EXERCISE GOAL: Return each line below that contains the string "company", with case counting.

INFORMATION SHOWN:
•••••
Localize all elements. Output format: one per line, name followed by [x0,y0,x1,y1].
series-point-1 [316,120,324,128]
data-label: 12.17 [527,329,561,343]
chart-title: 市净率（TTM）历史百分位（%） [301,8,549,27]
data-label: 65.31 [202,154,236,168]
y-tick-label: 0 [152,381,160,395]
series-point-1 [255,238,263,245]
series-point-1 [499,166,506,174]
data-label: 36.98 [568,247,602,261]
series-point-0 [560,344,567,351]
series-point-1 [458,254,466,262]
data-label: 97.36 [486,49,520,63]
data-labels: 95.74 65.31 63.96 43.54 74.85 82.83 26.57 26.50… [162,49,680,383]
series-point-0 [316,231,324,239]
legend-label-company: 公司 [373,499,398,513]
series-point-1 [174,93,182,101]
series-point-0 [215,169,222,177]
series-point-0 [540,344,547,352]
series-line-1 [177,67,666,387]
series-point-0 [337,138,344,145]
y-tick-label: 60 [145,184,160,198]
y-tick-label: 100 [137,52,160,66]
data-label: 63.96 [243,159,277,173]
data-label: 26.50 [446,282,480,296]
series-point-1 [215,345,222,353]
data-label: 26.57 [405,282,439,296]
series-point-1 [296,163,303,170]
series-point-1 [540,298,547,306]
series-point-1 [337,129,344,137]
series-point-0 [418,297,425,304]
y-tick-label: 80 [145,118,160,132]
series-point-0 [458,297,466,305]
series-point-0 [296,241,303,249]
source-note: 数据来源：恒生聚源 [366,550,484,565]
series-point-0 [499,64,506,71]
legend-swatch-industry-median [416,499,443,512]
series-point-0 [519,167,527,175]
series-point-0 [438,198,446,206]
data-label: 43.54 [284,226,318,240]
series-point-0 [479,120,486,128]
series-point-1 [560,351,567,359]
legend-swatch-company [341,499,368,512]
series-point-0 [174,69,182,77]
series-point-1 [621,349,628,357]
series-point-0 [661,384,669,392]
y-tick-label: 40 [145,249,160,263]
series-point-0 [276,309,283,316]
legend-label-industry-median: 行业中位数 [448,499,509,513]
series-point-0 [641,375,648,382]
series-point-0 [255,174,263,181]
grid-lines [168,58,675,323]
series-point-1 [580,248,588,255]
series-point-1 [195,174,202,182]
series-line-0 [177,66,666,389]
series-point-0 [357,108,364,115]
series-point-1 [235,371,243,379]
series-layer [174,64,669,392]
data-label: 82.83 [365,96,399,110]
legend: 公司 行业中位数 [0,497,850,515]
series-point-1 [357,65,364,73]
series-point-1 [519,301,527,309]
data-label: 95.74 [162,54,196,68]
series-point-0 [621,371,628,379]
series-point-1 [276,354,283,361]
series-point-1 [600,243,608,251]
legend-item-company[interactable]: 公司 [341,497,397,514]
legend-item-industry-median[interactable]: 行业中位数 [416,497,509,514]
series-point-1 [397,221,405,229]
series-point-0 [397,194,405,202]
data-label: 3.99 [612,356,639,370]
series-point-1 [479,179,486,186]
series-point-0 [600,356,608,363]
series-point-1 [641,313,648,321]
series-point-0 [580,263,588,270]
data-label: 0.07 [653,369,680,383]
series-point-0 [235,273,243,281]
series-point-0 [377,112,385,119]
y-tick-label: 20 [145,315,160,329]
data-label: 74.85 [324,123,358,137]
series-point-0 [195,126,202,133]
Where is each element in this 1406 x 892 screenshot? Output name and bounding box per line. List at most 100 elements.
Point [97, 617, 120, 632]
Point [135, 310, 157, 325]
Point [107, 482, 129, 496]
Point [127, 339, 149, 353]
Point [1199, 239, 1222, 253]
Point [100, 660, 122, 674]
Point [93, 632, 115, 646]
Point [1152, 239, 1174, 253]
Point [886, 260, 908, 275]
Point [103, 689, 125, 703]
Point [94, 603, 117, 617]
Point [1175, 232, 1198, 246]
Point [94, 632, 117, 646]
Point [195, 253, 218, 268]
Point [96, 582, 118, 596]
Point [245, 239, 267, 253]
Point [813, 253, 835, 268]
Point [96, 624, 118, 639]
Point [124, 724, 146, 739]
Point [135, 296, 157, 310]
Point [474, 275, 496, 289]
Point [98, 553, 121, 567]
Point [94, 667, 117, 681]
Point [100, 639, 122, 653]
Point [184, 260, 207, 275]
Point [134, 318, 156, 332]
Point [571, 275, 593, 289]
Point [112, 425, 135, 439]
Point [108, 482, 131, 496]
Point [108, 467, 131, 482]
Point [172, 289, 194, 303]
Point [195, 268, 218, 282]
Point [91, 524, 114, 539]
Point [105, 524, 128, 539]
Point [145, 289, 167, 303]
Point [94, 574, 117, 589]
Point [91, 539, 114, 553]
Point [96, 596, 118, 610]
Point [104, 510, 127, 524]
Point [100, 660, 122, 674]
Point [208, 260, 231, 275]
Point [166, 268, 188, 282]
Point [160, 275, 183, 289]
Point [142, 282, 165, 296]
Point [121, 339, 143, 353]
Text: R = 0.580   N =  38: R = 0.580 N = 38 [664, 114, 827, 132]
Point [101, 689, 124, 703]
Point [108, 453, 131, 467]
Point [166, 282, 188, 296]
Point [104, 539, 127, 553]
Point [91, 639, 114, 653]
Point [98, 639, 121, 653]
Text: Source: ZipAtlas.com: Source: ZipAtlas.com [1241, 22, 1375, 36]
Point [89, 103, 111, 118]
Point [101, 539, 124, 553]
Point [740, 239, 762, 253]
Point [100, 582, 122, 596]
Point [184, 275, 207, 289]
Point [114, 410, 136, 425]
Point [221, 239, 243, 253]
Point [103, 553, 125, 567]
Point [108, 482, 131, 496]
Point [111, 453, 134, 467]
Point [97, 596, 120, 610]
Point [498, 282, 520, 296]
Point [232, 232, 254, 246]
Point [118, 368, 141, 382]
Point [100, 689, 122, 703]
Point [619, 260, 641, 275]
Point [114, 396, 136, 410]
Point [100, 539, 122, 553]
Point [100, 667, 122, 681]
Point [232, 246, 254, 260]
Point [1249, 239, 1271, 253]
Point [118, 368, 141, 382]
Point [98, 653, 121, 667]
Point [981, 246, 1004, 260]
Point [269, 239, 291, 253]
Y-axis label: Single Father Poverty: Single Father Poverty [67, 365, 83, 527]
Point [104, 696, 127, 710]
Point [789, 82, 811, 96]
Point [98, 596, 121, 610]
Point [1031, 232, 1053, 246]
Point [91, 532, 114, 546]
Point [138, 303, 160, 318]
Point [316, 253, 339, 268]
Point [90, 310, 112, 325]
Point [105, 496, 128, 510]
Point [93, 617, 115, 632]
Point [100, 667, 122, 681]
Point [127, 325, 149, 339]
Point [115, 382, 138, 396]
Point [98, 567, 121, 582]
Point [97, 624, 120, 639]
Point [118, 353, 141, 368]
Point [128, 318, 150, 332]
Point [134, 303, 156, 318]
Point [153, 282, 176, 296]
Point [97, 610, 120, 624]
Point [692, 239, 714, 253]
•••••
WRITTEN ANSWER:
legend-label-company: 公司 [373,499,398,513]
legend-swatch-company [341,499,368,512]
legend-item-company[interactable]: 公司 [341,497,397,514]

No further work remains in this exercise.